SHORT TASK = The records are to be restated in their entirety, word for word.

RECORDS TO PROCESS =
+++++
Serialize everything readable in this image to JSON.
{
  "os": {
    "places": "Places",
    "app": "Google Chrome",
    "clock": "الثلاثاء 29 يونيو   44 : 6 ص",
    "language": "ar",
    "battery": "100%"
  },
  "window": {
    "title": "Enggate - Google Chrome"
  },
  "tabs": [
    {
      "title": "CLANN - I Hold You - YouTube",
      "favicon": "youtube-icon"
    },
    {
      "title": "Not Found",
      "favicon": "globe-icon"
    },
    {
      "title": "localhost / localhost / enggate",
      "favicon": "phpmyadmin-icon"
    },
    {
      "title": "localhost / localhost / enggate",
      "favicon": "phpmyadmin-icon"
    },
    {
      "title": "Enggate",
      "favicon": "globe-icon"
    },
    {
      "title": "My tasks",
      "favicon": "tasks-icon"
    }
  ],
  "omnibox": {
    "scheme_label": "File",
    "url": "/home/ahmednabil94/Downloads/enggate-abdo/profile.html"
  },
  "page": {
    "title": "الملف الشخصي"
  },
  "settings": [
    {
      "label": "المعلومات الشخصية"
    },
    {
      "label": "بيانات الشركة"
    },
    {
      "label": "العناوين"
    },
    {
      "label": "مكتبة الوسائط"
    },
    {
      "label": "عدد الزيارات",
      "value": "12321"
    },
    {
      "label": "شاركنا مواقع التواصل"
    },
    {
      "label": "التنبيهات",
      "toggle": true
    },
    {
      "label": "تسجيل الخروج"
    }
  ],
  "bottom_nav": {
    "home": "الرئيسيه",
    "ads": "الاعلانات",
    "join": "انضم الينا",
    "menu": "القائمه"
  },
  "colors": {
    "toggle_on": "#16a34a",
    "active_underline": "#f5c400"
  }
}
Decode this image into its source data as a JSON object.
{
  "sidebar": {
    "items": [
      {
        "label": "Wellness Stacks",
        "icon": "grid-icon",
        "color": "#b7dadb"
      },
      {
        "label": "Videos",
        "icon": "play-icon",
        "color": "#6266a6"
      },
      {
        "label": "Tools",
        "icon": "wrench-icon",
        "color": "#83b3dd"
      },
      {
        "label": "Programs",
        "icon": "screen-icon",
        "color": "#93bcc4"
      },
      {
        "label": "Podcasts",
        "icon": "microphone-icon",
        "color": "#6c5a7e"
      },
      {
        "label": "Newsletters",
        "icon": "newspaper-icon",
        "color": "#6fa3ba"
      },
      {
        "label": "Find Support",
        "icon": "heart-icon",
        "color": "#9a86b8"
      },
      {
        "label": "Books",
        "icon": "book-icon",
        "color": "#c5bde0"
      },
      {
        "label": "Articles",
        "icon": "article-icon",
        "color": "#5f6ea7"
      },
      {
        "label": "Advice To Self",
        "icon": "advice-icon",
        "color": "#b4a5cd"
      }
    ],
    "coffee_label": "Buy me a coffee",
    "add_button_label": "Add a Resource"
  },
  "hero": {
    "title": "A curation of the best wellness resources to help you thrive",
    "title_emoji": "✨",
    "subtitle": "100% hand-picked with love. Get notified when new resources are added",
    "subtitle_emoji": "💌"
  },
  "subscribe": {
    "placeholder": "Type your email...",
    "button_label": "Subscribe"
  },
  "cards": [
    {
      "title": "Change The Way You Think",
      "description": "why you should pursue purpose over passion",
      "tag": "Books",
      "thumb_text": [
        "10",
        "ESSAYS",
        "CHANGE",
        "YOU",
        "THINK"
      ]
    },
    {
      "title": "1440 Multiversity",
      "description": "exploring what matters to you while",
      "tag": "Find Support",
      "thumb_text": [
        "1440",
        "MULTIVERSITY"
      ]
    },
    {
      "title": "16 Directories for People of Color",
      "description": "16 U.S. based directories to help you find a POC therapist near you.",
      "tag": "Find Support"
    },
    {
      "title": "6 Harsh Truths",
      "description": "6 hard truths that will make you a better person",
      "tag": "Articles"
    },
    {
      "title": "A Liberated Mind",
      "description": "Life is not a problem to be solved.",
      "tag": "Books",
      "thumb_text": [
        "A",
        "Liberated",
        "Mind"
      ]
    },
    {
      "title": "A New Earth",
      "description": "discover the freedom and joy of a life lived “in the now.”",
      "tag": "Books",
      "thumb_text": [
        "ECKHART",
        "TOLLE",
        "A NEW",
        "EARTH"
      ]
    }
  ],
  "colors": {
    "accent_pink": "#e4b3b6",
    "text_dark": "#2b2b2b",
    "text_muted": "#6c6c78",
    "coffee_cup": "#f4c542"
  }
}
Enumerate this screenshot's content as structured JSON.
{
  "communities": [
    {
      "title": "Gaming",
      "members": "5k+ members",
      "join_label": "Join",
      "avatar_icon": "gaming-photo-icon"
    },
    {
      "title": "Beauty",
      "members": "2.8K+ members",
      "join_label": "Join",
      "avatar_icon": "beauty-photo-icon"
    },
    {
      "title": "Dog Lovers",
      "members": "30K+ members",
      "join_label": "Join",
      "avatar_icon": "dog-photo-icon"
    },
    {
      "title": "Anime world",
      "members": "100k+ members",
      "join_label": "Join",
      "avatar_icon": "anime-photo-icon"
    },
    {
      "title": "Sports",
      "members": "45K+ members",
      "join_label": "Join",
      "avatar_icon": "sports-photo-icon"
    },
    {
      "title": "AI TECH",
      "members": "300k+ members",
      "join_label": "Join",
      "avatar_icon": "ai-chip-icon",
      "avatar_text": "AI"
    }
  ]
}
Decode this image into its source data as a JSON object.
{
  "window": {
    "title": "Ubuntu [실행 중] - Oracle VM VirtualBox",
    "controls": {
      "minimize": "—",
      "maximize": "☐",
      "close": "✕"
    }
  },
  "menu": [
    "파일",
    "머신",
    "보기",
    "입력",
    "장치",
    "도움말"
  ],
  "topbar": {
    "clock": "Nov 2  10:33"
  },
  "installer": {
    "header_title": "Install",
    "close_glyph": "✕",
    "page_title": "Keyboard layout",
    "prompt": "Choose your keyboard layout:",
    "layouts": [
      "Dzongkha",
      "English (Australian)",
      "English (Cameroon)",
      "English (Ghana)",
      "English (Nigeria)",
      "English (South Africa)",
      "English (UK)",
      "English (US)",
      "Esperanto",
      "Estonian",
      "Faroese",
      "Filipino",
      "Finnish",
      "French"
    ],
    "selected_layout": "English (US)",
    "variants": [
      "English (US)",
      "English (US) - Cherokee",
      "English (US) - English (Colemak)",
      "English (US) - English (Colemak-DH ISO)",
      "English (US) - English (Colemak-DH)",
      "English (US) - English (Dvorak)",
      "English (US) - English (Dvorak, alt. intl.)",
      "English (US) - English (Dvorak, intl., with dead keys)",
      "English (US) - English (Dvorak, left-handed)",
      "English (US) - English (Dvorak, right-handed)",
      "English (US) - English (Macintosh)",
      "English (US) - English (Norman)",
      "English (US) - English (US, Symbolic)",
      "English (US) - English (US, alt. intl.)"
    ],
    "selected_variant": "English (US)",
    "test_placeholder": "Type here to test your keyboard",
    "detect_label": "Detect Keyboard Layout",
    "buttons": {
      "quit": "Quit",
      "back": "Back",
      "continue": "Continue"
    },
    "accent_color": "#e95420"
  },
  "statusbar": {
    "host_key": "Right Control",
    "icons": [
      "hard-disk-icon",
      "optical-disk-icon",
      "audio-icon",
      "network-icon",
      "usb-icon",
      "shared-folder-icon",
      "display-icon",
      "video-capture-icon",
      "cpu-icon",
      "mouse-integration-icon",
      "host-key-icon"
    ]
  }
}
+++++
SOLUTION TO THIS EXERCISE =
Serialize everything readable in this image to JSON.
{
  "os": {
    "places": "Places",
    "app": "Google Chrome",
    "clock": "الثلاثاء 29 يونيو   44 : 6 ص",
    "language": "ar",
    "battery": "100%"
  },
  "window": {
    "title": "Enggate - Google Chrome"
  },
  "tabs": [
    {
      "title": "CLANN - I Hold You - YouTube",
      "favicon": "youtube-icon"
    },
    {
      "title": "Not Found",
      "favicon": "globe-icon"
    },
    {
      "title": "localhost / localhost / enggate",
      "favicon": "phpmyadmin-icon"
    },
    {
      "title": "localhost / localhost / enggate",
      "favicon": "phpmyadmin-icon"
    },
    {
      "title": "Enggate",
      "favicon": "globe-icon"
    },
    {
      "title": "My tasks",
      "favicon": "tasks-icon"
    }
  ],
  "omnibox": {
    "scheme_label": "File",
    "url": "/home/ahmednabil94/Downloads/enggate-abdo/profile.html"
  },
  "page": {
    "title": "الملف الشخصي"
  },
  "settings": [
    {
      "label": "المعلومات الشخصية"
    },
    {
      "label": "بيانات الشركة"
    },
    {
      "label": "العناوين"
    },
    {
      "label": "مكتبة الوسائط"
    },
    {
      "label": "عدد الزيارات",
      "value": "12321"
    },
    {
      "label": "شاركنا مواقع التواصل"
    },
    {
      "label": "التنبيهات",
      "toggle": true
    },
    {
      "label": "تسجيل الخروج"
    }
  ],
  "bottom_nav": {
    "home": "الرئيسيه",
    "ads": "الاعلانات",
    "join": "انضم الينا",
    "menu": "القائمه"
  },
  "colors": {
    "toggle_on": "#16a34a",
    "active_underline": "#f5c400"
  }
}
Decode this image into its source data as a JSON object.
{
  "sidebar": {
    "items": [
      {
        "label": "Wellness Stacks",
        "icon": "grid-icon",
        "color": "#b7dadb"
      },
      {
        "label": "Videos",
        "icon": "play-icon",
        "color": "#6266a6"
      },
      {
        "label": "Tools",
        "icon": "wrench-icon",
        "color": "#83b3dd"
      },
      {
        "label": "Programs",
        "icon": "screen-icon",
        "color": "#93bcc4"
      },
      {
        "label": "Podcasts",
        "icon": "microphone-icon",
        "color": "#6c5a7e"
      },
      {
        "label": "Newsletters",
        "icon": "newspaper-icon",
        "color": "#6fa3ba"
      },
      {
        "label": "Find Support",
        "icon": "heart-icon",
        "color": "#9a86b8"
      },
      {
        "label": "Books",
        "icon": "book-icon",
        "color": "#c5bde0"
      },
      {
        "label": "Articles",
        "icon": "article-icon",
        "color": "#5f6ea7"
      },
      {
        "label": "Advice To Self",
        "icon": "advice-icon",
        "color": "#b4a5cd"
      }
    ],
    "coffee_label": "Buy me a coffee",
    "add_button_label": "Add a Resource"
  },
  "hero": {
    "title": "A curation of the best wellness resources to help you thrive",
    "title_emoji": "✨",
    "subtitle": "100% hand-picked with love. Get notified when new resources are added",
    "subtitle_emoji": "💌"
  },
  "subscribe": {
    "placeholder": "Type your email...",
    "button_label": "Subscribe"
  },
  "cards": [
    {
      "title": "Change The Way You Think",
      "description": "why you should pursue purpose over passion",
      "tag": "Books",
      "thumb_text": [
        "10",
        "ESSAYS",
        "CHANGE",
        "YOU",
        "THINK"
      ]
    },
    {
      "title": "1440 Multiversity",
      "description": "exploring what matters to you while",
      "tag": "Find Support",
      "thumb_text": [
        "1440",
        "MULTIVERSITY"
      ]
    },
    {
      "title": "16 Directories for People of Color",
      "description": "16 U.S. based directories to help you find a POC therapist near you.",
      "tag": "Find Support"
    },
    {
      "title": "6 Harsh Truths",
      "description": "6 hard truths that will make you a better person",
      "tag": "Articles"
    },
    {
      "title": "A Liberated Mind",
      "description": "Life is not a problem to be solved.",
      "tag": "Books",
      "thumb_text": [
        "A",
        "Liberated",
        "Mind"
      ]
    },
    {
      "title": "A New Earth",
      "description": "discover the freedom and joy of a life lived “in the now.”",
      "tag": "Books",
      "thumb_text": [
        "ECKHART",
        "TOLLE",
        "A NEW",
        "EARTH"
      ]
    }
  ],
  "colors": {
    "accent_pink": "#e4b3b6",
    "text_dark": "#2b2b2b",
    "text_muted": "#6c6c78",
    "coffee_cup": "#f4c542"
  }
}
Enumerate this screenshot's content as structured JSON.
{
  "communities": [
    {
      "title": "Gaming",
      "members": "5k+ members",
      "join_label": "Join",
      "avatar_icon": "gaming-photo-icon"
    },
    {
      "title": "Beauty",
      "members": "2.8K+ members",
      "join_label": "Join",
      "avatar_icon": "beauty-photo-icon"
    },
    {
      "title": "Dog Lovers",
      "members": "30K+ members",
      "join_label": "Join",
      "avatar_icon": "dog-photo-icon"
    },
    {
      "title": "Anime world",
      "members": "100k+ members",
      "join_label": "Join",
      "avatar_icon": "anime-photo-icon"
    },
    {
      "title": "Sports",
      "members": "45K+ members",
      "join_label": "Join",
      "avatar_icon": "sports-photo-icon"
    },
    {
      "title": "AI TECH",
      "members": "300k+ members",
      "join_label": "Join",
      "avatar_icon": "ai-chip-icon",
      "avatar_text": "AI"
    }
  ]
}
Decode this image into its source data as a JSON object.
{
  "window": {
    "title": "Ubuntu [실행 중] - Oracle VM VirtualBox",
    "controls": {
      "minimize": "—",
      "maximize": "☐",
      "close": "✕"
    }
  },
  "menu": [
    "파일",
    "머신",
    "보기",
    "입력",
    "장치",
    "도움말"
  ],
  "topbar": {
    "clock": "Nov 2  10:33"
  },
  "installer": {
    "header_title": "Install",
    "close_glyph": "✕",
    "page_title": "Keyboard layout",
    "prompt": "Choose your keyboard layout:",
    "layouts": [
      "Dzongkha",
      "English (Australian)",
      "English (Cameroon)",
      "English (Ghana)",
      "English (Nigeria)",
      "English (South Africa)",
      "English (UK)",
      "English (US)",
      "Esperanto",
      "Estonian",
      "Faroese",
      "Filipino",
      "Finnish",
      "French"
    ],
    "selected_layout": "English (US)",
    "variants": [
      "English (US)",
      "English (US) - Cherokee",
      "English (US) - English (Colemak)",
      "English (US) - English (Colemak-DH ISO)",
      "English (US) - English (Colemak-DH)",
      "English (US) - English (Dvorak)",
      "English (US) - English (Dvorak, alt. intl.)",
      "English (US) - English (Dvorak, intl., with dead keys)",
      "English (US) - English (Dvorak, left-handed)",
      "English (US) - English (Dvorak, right-handed)",
      "English (US) - English (Macintosh)",
      "English (US) - English (Norman)",
      "English (US) - English (US, Symbolic)",
      "English (US) - English (US, alt. intl.)"
    ],
    "selected_variant": "English (US)",
    "test_placeholder": "Type here to test your keyboard",
    "detect_label": "Detect Keyboard Layout",
    "buttons": {
      "quit": "Quit",
      "back": "Back",
      "continue": "Continue"
    },
    "accent_color": "#e95420"
  },
  "statusbar": {
    "host_key": "Right Control",
    "icons": [
      "hard-disk-icon",
      "optical-disk-icon",
      "audio-icon",
      "network-icon",
      "usb-icon",
      "shared-folder-icon",
      "display-icon",
      "video-capture-icon",
      "cpu-icon",
      "mouse-integration-icon",
      "host-key-icon"
    ]
  }
}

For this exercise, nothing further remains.